(To do): Report how many lines hold the word "Bandbreedte"; answer with the number alone.

(Records shown):
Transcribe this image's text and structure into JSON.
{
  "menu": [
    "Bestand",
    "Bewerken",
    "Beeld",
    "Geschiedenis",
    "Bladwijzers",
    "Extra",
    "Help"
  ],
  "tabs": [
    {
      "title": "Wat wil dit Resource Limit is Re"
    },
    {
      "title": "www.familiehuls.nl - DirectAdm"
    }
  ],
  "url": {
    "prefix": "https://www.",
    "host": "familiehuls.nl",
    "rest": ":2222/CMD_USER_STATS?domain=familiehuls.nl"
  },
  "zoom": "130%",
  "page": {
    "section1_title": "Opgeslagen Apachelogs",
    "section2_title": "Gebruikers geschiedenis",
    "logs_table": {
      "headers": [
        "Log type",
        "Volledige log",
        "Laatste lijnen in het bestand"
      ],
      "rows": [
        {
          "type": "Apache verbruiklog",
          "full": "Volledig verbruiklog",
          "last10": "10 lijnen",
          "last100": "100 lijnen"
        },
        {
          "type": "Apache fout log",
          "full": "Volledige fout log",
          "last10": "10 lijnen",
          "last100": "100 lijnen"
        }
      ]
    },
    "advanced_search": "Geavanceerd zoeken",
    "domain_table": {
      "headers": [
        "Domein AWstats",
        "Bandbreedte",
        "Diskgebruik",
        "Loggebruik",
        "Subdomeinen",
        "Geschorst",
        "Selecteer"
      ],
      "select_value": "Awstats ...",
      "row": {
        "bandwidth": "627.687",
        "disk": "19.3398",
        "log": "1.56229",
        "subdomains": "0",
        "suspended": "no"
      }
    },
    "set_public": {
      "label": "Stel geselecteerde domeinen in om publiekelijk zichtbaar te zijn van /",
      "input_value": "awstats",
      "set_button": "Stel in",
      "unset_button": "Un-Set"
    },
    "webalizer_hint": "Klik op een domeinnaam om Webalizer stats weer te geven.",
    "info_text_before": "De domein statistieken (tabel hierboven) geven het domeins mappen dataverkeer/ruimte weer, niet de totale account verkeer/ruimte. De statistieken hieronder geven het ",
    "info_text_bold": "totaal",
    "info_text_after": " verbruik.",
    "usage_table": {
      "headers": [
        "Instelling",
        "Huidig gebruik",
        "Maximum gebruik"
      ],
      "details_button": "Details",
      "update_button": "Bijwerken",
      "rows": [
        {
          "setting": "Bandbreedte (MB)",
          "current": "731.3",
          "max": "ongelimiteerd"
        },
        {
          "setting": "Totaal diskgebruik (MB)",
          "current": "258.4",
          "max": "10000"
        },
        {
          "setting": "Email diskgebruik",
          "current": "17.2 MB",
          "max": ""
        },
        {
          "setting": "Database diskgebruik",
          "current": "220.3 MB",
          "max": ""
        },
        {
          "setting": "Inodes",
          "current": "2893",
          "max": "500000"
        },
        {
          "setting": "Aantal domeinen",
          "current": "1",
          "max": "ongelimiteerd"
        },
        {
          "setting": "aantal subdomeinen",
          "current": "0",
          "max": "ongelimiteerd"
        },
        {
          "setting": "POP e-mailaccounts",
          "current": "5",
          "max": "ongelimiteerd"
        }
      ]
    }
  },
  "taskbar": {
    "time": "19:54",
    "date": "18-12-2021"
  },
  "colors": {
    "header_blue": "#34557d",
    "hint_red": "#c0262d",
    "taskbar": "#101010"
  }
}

(Answer below): 2